> _What to produce_: Take each line containing the word "Manufacturing" and copy it.

> _Excerpted data_:
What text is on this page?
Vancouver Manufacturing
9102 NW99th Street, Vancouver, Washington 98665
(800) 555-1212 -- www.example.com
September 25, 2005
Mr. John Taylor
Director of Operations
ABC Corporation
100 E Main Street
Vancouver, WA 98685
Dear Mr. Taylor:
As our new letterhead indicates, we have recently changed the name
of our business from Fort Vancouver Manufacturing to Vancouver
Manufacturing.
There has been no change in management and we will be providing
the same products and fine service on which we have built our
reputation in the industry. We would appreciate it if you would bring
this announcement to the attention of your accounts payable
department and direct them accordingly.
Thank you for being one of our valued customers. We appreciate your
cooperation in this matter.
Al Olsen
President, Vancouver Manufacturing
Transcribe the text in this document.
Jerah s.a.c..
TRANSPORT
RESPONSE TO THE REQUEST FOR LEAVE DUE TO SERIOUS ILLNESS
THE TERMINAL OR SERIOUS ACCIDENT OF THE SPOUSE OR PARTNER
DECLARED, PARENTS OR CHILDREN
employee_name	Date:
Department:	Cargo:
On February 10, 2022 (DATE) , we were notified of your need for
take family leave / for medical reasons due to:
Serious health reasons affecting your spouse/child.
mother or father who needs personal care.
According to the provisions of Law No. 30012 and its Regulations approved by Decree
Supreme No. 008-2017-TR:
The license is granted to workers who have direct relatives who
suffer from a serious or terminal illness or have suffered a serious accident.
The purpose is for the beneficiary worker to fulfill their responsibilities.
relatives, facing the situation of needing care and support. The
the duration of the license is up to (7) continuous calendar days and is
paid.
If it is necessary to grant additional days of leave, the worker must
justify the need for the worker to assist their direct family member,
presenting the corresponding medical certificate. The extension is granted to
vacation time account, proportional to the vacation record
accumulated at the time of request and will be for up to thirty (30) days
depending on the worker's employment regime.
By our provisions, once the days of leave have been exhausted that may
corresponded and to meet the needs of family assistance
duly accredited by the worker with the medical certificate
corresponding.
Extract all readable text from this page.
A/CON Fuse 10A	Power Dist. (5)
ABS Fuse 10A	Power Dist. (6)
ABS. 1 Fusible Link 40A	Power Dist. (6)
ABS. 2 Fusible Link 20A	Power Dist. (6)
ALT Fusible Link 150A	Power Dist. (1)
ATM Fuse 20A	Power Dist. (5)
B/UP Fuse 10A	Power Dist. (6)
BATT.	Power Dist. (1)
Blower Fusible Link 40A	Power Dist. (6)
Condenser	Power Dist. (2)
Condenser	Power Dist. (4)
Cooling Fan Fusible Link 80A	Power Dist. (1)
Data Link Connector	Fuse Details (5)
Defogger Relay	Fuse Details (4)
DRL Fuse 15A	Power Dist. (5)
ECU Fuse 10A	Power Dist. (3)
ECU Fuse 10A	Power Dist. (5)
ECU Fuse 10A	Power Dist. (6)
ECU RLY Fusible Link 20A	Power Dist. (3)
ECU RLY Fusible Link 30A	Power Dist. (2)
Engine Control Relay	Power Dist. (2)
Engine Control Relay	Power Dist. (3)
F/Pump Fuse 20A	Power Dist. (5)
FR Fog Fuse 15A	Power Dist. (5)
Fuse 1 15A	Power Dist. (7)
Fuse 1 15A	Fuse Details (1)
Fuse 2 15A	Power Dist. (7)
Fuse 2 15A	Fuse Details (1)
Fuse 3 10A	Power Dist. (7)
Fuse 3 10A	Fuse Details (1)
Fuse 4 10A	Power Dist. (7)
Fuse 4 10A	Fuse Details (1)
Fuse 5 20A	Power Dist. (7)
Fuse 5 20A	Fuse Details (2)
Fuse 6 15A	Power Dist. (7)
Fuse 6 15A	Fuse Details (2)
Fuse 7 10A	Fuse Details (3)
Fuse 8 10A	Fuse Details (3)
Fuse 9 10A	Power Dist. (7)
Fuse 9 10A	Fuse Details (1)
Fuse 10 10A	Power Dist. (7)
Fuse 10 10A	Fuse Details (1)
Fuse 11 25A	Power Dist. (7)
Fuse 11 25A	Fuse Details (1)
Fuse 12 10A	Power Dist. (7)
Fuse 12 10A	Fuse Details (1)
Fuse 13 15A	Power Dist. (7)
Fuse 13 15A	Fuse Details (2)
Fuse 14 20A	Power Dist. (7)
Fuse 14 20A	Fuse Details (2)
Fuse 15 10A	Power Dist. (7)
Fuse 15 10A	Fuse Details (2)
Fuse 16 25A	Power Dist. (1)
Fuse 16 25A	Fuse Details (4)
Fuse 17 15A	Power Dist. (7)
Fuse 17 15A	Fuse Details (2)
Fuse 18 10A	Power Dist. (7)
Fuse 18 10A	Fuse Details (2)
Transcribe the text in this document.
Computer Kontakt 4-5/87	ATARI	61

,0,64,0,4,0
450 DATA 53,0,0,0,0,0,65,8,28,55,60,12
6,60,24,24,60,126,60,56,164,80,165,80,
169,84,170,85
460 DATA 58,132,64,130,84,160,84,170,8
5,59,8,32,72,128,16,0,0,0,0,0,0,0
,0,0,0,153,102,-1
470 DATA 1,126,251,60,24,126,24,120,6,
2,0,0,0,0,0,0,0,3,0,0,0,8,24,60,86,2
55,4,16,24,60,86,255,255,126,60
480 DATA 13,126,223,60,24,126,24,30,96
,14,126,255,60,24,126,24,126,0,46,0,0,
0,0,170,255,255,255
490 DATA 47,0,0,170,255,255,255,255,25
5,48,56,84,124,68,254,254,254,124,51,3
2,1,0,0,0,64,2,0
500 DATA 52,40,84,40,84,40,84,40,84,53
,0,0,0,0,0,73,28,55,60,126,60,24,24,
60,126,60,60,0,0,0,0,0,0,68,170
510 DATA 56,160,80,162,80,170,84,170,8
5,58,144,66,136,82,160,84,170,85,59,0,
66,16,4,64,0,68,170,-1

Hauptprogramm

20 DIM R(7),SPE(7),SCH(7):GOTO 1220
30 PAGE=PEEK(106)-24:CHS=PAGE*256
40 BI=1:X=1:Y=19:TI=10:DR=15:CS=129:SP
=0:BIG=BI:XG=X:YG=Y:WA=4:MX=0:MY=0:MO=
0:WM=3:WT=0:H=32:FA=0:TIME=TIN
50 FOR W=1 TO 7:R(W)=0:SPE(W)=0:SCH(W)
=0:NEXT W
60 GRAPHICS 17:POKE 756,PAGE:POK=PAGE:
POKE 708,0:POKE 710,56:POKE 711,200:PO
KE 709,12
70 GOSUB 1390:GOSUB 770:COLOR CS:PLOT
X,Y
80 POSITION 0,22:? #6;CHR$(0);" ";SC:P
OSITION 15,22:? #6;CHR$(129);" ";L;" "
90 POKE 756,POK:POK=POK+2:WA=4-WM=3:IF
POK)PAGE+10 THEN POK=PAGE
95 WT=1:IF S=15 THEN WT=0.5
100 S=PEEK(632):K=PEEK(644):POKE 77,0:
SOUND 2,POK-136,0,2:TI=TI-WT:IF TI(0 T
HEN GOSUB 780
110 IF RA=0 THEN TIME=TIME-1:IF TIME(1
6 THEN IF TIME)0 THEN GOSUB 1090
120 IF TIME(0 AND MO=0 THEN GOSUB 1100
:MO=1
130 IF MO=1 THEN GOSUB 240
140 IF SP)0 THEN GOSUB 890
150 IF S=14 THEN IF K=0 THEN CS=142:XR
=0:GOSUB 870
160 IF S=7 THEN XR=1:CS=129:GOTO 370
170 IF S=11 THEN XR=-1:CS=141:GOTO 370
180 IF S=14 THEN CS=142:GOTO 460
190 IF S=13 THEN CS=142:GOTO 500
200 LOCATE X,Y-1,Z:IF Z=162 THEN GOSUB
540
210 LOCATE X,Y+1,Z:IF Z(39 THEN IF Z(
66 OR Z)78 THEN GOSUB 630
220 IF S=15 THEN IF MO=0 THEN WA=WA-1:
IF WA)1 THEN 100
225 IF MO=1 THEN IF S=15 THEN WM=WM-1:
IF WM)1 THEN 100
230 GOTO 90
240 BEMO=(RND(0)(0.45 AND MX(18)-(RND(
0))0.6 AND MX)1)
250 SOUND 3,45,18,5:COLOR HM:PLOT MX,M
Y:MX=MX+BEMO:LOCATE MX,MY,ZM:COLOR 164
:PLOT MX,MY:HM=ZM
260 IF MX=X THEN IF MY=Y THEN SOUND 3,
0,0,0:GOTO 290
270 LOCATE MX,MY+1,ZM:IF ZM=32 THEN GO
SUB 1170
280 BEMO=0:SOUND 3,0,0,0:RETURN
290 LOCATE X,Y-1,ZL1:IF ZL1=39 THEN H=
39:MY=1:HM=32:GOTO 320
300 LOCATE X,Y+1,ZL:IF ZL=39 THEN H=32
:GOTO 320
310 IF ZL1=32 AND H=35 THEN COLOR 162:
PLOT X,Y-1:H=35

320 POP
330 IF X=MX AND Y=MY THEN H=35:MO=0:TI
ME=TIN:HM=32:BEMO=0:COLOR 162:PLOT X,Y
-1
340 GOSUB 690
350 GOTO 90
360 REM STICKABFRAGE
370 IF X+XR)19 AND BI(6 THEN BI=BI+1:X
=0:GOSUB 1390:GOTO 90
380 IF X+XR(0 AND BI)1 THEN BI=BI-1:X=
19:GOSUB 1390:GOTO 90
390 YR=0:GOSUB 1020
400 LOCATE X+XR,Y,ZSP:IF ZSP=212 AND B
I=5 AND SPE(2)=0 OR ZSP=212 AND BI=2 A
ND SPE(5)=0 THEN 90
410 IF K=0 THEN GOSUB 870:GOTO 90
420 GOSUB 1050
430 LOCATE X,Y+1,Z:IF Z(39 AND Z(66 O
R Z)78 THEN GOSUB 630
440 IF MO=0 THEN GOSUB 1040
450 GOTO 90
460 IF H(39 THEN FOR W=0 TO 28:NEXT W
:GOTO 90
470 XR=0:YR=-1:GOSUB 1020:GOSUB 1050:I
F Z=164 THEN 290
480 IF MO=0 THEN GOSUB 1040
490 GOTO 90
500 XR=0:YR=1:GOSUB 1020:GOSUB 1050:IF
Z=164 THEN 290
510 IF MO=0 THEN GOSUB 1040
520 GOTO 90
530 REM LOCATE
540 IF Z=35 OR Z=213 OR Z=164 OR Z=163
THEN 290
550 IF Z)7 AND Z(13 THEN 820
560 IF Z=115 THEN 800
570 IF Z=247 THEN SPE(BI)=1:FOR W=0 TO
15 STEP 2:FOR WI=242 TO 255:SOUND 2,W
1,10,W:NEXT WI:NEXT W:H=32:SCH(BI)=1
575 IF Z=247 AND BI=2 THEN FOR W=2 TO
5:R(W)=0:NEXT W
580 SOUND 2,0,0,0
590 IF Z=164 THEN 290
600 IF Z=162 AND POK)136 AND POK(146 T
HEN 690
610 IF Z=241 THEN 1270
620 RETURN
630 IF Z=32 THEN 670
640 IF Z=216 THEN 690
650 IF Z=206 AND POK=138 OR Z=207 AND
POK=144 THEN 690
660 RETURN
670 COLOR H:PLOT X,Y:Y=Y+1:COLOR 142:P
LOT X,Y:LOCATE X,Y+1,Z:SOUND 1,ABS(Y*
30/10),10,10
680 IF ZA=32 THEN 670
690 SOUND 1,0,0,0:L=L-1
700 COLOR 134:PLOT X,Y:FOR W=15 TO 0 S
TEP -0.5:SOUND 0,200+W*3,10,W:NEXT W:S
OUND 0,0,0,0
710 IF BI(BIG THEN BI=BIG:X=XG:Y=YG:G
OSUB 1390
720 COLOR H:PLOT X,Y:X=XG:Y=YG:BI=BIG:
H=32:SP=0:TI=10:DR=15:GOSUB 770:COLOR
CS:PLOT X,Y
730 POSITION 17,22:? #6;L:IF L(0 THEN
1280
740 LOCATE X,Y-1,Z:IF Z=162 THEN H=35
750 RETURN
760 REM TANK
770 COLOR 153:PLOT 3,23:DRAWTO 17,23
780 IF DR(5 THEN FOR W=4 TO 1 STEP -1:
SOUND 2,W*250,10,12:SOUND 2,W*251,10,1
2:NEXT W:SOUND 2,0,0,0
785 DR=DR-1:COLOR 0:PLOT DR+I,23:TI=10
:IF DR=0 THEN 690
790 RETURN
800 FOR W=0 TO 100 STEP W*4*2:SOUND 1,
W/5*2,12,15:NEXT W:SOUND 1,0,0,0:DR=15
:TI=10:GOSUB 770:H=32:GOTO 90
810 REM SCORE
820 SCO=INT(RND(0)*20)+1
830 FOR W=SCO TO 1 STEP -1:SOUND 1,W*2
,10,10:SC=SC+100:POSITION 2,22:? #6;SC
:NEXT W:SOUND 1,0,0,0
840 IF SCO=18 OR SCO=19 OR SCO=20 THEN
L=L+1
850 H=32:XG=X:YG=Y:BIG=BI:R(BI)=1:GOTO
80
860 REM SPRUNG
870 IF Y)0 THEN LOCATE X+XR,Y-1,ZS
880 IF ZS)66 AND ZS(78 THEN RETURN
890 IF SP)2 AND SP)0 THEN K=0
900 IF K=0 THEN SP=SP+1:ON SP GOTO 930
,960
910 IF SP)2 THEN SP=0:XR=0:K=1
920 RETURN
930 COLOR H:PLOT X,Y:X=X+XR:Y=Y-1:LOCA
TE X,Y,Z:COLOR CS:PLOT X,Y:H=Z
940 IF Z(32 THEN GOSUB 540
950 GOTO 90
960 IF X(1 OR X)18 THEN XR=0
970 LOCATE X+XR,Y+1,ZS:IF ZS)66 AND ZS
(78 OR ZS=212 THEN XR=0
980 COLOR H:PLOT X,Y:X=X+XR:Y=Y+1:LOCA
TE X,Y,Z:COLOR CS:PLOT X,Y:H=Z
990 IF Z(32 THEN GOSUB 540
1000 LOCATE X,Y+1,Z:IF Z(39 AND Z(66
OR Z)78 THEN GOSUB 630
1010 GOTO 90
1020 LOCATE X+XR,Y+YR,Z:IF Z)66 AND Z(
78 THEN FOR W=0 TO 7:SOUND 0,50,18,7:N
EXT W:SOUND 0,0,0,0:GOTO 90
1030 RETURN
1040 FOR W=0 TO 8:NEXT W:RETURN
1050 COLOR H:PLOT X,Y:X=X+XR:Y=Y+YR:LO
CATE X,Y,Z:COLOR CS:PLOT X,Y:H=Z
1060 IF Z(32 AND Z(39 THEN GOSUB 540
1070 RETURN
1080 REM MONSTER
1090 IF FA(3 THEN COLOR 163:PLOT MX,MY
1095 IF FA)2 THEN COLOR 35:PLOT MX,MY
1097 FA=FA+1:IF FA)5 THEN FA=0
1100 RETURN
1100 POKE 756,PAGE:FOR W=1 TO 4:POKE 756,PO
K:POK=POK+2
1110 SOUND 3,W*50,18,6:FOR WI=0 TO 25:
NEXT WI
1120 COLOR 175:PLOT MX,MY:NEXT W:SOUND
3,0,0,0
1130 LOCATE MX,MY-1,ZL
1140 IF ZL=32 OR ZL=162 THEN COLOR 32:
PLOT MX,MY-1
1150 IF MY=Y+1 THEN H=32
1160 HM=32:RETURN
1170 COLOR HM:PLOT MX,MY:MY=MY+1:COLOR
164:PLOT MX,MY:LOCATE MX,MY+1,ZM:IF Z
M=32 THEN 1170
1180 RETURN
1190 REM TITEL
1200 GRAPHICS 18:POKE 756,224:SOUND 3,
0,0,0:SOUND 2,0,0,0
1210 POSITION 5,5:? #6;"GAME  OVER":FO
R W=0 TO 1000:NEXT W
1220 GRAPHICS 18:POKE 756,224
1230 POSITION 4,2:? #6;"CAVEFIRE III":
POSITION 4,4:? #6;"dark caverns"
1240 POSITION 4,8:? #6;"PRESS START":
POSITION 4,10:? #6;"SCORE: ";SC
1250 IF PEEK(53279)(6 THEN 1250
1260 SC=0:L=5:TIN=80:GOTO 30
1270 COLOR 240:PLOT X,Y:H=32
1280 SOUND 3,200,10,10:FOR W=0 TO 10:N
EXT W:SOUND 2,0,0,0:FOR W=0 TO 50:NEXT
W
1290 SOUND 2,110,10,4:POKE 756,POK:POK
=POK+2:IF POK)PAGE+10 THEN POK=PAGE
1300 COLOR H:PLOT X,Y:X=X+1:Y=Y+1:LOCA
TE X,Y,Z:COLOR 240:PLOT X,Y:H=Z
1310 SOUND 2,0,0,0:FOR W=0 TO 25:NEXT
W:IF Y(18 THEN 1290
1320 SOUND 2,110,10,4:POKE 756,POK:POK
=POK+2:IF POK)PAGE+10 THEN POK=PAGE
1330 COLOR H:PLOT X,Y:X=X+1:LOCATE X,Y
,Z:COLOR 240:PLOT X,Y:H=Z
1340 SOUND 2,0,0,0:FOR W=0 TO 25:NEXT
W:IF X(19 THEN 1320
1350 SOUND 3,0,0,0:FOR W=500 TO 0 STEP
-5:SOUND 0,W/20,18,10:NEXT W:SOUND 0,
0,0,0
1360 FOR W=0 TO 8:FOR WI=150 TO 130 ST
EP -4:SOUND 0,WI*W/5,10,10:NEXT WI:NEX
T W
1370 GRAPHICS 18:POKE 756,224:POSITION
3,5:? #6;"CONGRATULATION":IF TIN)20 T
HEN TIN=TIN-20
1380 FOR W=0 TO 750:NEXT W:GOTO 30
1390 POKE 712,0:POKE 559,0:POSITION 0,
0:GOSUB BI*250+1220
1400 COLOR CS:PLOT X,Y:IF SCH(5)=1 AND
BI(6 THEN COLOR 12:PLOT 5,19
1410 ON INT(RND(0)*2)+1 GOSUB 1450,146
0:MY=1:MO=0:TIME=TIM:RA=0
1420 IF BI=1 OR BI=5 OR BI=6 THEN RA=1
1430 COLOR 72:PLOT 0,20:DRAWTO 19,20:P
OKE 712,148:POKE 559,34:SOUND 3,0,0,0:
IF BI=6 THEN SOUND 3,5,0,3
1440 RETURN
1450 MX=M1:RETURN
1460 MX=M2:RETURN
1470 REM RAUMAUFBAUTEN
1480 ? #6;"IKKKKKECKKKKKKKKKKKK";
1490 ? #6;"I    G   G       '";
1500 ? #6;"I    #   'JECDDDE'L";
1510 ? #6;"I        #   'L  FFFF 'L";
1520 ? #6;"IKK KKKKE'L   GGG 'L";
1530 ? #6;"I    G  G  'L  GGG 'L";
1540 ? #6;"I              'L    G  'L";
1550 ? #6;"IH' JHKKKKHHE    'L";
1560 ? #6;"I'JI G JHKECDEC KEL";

> _Answer for this exercise_:
Vancouver Manufacturing
of our business from Fort Vancouver Manufacturing to Vancouver
Manufacturing.
President, Vancouver Manufacturing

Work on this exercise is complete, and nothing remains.